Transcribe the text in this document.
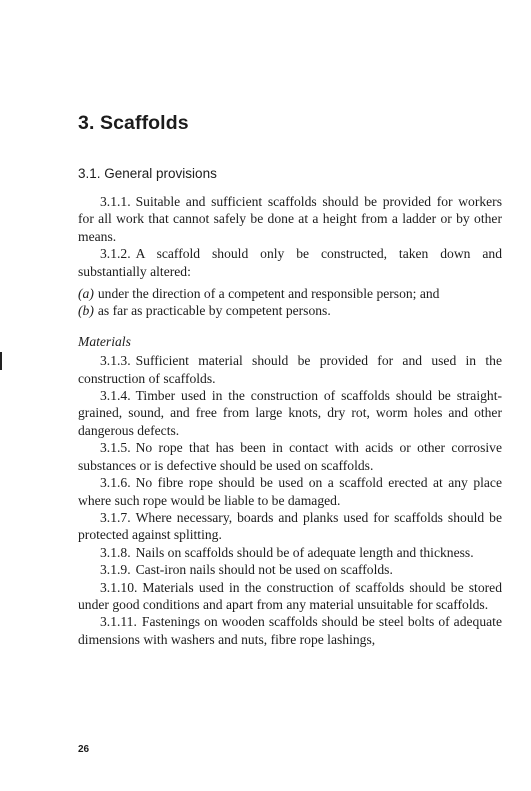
3. Scaffolds
3.1. General provisions

3.1.1. Suitable and sufficient scaffolds should be provided for workers for all work that cannot safely be done at a height from a ladder or by other means.

3.1.2. A scaffold should only be constructed, taken down and substantially altered:

(a) under the direction of a competent and responsible person; and

(b) as far as practicable by competent persons.

Materials

3.1.3. Sufficient material should be provided for and used in the construction of scaffolds.

3.1.4. Timber used in the construction of scaffolds should be straight-grained, sound, and free from large knots, dry rot, worm holes and other dangerous defects.

3.1.5. No rope that has been in contact with acids or other corrosive substances or is defective should be used on scaffolds.

3.1.6. No fibre rope should be used on a scaffold erected at any place where such rope would be liable to be damaged.

3.1.7. Where necessary, boards and planks used for scaffolds should be protected against splitting.

3.1.8. Nails on scaffolds should be of adequate length and thickness.

3.1.9. Cast-iron nails should not be used on scaffolds.

3.1.10. Materials used in the construction of scaffolds should be stored under good conditions and apart from any material unsuitable for scaffolds.

3.1.11. Fastenings on wooden scaffolds should be steel bolts of adequate dimensions with washers and nuts, fibre rope lashings,

26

========

Aim of the task: Report only the number of lines in the listing that contain the word "competent".

Expected answer: 2